레이아웃 데이터셋 항목:
"""
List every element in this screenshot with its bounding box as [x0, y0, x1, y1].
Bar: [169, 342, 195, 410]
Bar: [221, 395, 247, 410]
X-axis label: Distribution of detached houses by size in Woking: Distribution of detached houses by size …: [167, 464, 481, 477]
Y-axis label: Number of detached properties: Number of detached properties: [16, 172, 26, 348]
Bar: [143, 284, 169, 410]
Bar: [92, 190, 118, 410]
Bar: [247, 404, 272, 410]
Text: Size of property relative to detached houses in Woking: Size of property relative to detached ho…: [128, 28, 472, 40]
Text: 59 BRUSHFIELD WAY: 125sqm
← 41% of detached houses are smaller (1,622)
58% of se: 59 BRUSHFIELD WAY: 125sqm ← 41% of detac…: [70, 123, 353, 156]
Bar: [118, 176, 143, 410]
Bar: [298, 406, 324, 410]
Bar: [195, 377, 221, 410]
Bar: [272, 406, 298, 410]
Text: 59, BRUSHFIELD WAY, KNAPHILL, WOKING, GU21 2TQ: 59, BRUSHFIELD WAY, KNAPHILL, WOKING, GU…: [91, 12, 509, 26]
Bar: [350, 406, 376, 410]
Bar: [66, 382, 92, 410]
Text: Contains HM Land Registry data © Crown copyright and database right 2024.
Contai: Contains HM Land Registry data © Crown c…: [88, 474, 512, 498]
"""
위의 레코드 전체를 한 글자도 바꾸지 말고 그대로 다시 옮겨 적어 주세요.

List every element in this screenshot with its bounding box as [x0, y0, x1, y1].
Bar: [169, 342, 195, 410]
Bar: [221, 395, 247, 410]
X-axis label: Distribution of detached houses by size in Woking: Distribution of detached houses by size …: [167, 464, 481, 477]
Y-axis label: Number of detached properties: Number of detached properties: [16, 172, 26, 348]
Bar: [143, 284, 169, 410]
Bar: [92, 190, 118, 410]
Bar: [247, 404, 272, 410]
Text: Size of property relative to detached houses in Woking: Size of property relative to detached ho…: [128, 28, 472, 40]
Text: 59 BRUSHFIELD WAY: 125sqm
← 41% of detached houses are smaller (1,622)
58% of se: 59 BRUSHFIELD WAY: 125sqm ← 41% of detac…: [70, 123, 353, 156]
Bar: [118, 176, 143, 410]
Bar: [298, 406, 324, 410]
Bar: [195, 377, 221, 410]
Bar: [272, 406, 298, 410]
Text: 59, BRUSHFIELD WAY, KNAPHILL, WOKING, GU21 2TQ: 59, BRUSHFIELD WAY, KNAPHILL, WOKING, GU…: [91, 12, 509, 26]
Bar: [350, 406, 376, 410]
Bar: [66, 382, 92, 410]
Text: Contains HM Land Registry data © Crown copyright and database right 2024.
Contai: Contains HM Land Registry data © Crown c…: [88, 474, 512, 498]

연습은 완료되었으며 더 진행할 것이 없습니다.